THE REQUEST: Across the listing below, how many lines hold "JSON"? Reply with the number by itself.
====== EXERCISE DATA
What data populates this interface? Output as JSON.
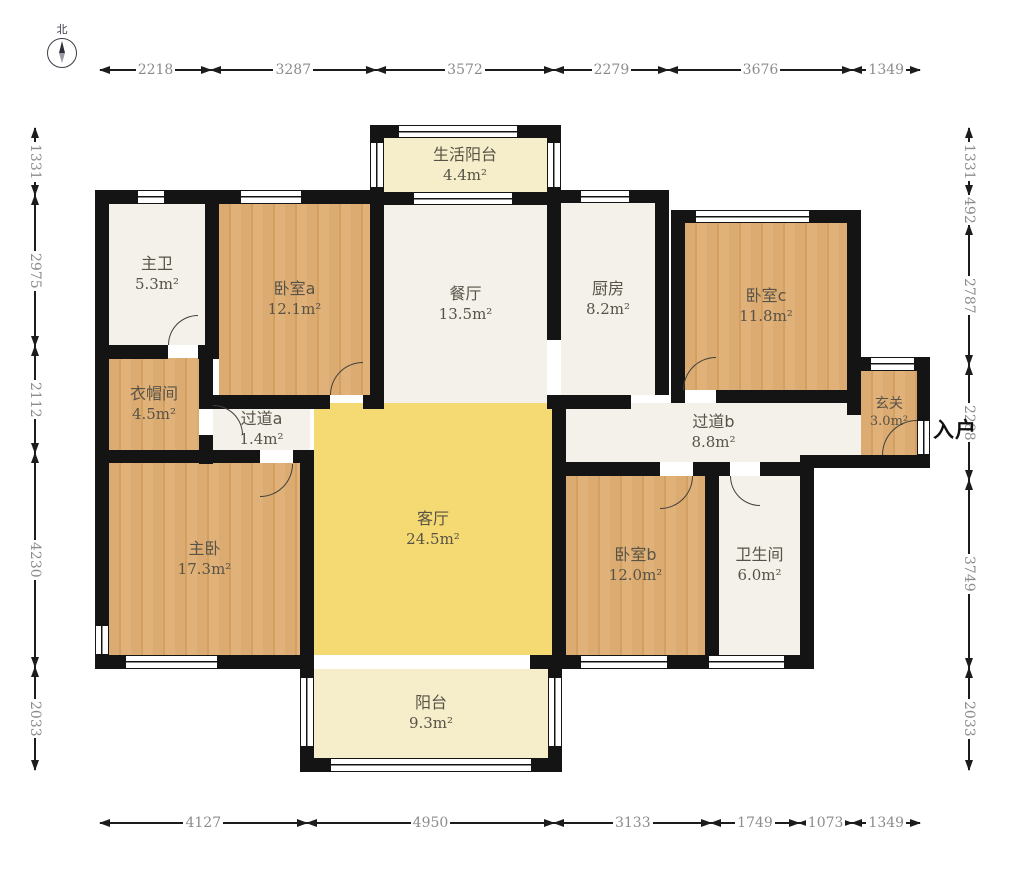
{
  "compass": {
    "north_label": "北"
  },
  "entry": {
    "label": "入户"
  },
  "rooms": [
    {
      "id": "life-balcony",
      "name": "生活阳台",
      "area": "4.4m²"
    },
    {
      "id": "master-bath",
      "name": "主卫",
      "area": "5.3m²"
    },
    {
      "id": "bedroom-a",
      "name": "卧室a",
      "area": "12.1m²"
    },
    {
      "id": "dining-room",
      "name": "餐厅",
      "area": "13.5m²"
    },
    {
      "id": "kitchen",
      "name": "厨房",
      "area": "8.2m²"
    },
    {
      "id": "bedroom-c",
      "name": "卧室c",
      "area": "11.8m²"
    },
    {
      "id": "closet",
      "name": "衣帽间",
      "area": "4.5m²"
    },
    {
      "id": "hallway-a",
      "name": "过道a",
      "area": "1.4m²"
    },
    {
      "id": "hallway-b",
      "name": "过道b",
      "area": "8.8m²"
    },
    {
      "id": "foyer",
      "name": "玄关",
      "area": "3.0m²"
    },
    {
      "id": "master-bedroom",
      "name": "主卧",
      "area": "17.3m²"
    },
    {
      "id": "living-room",
      "name": "客厅",
      "area": "24.5m²"
    },
    {
      "id": "bedroom-b",
      "name": "卧室b",
      "area": "12.0m²"
    },
    {
      "id": "bathroom",
      "name": "卫生间",
      "area": "6.0m²"
    },
    {
      "id": "balcony",
      "name": "阳台",
      "area": "9.3m²"
    }
  ],
  "dimensions": {
    "top": [
      "2218",
      "3287",
      "3572",
      "2279",
      "3676",
      "1349"
    ],
    "bottom": [
      "4127",
      "4950",
      "3133",
      "1749",
      "1073",
      "1349"
    ],
    "left": [
      "1331",
      "2975",
      "2112",
      "4230",
      "2033"
    ],
    "right": [
      "1331",
      "492",
      "2787",
      "2288",
      "3749",
      "2033"
    ]
  },
  "colors": {
    "wall": "#141414",
    "wood_floor": "#dcab72",
    "living_floor": "#f5d973",
    "balcony_floor": "#f6eecb",
    "tile_floor": "#f3f1ea",
    "dimension_text": "#8c8c8c"
  }
}
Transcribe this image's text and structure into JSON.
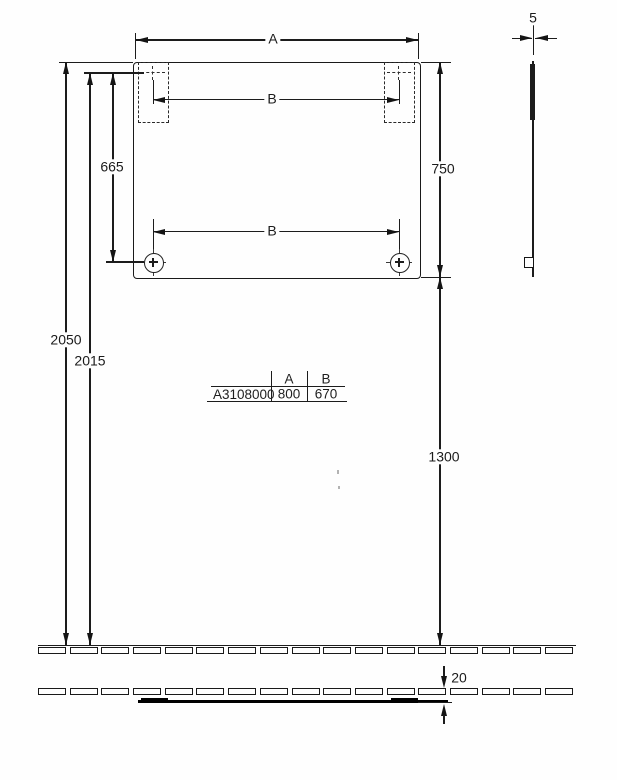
{
  "front_view": {
    "dim_a": "A",
    "dim_b_top": "B",
    "dim_b_bottom": "B",
    "dim_665": "665",
    "dim_750": "750",
    "dim_2050": "2050",
    "dim_2015": "2015",
    "dim_1300": "1300"
  },
  "side_view": {
    "dim_5": "5"
  },
  "bottom_detail": {
    "dim_20": "20"
  },
  "spec_table": {
    "header_a": "A",
    "header_b": "B",
    "row": {
      "model": "A3108000",
      "a_value": "800",
      "b_value": "670"
    }
  }
}
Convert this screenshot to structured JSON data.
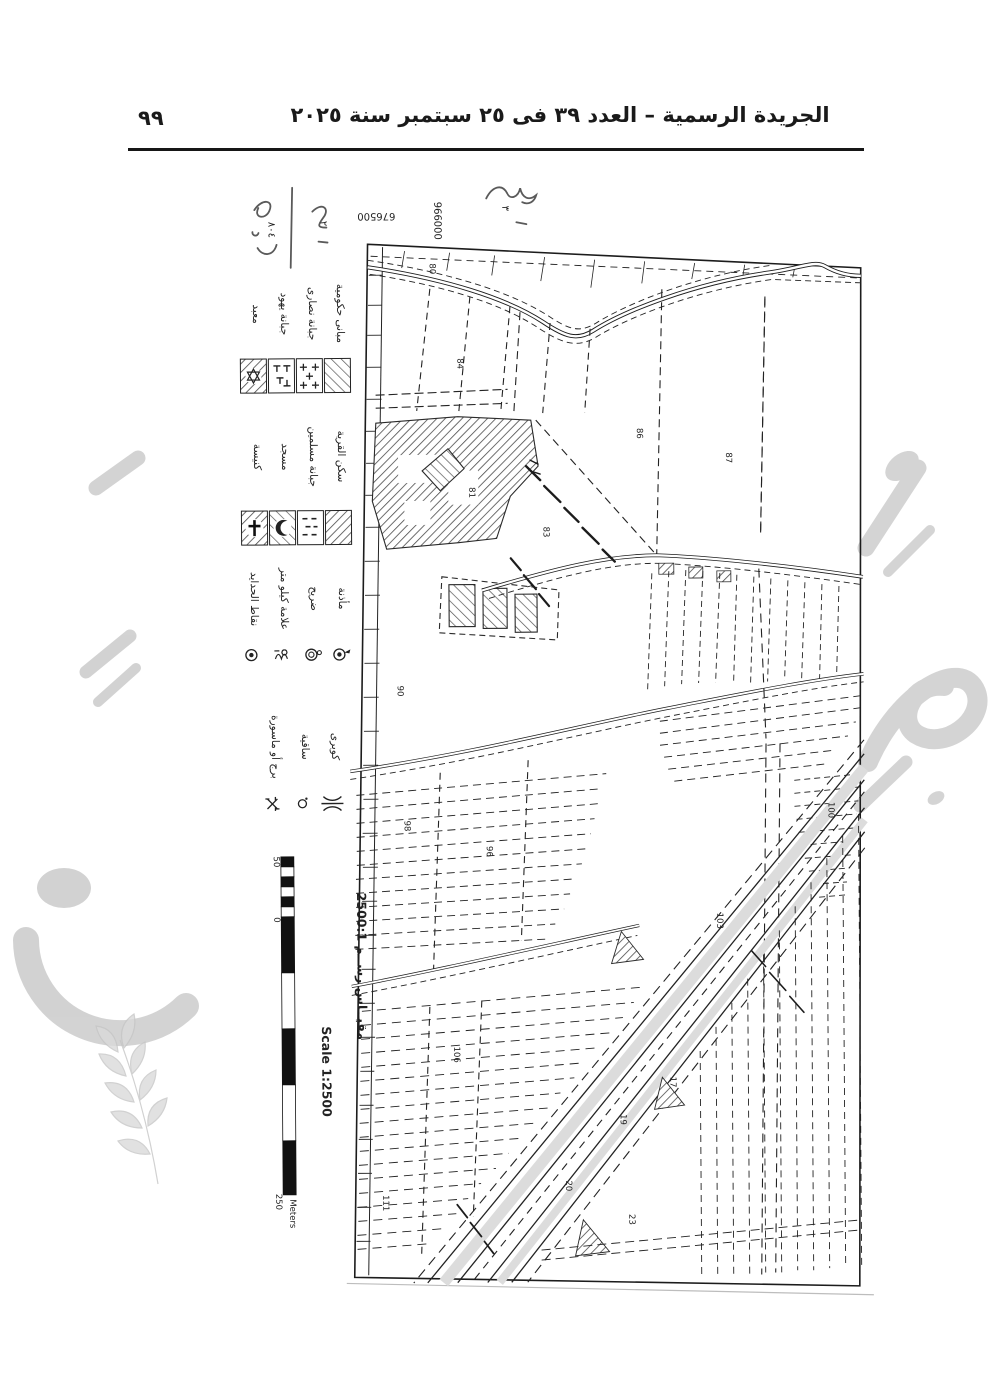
============
FINAL RESULT: 3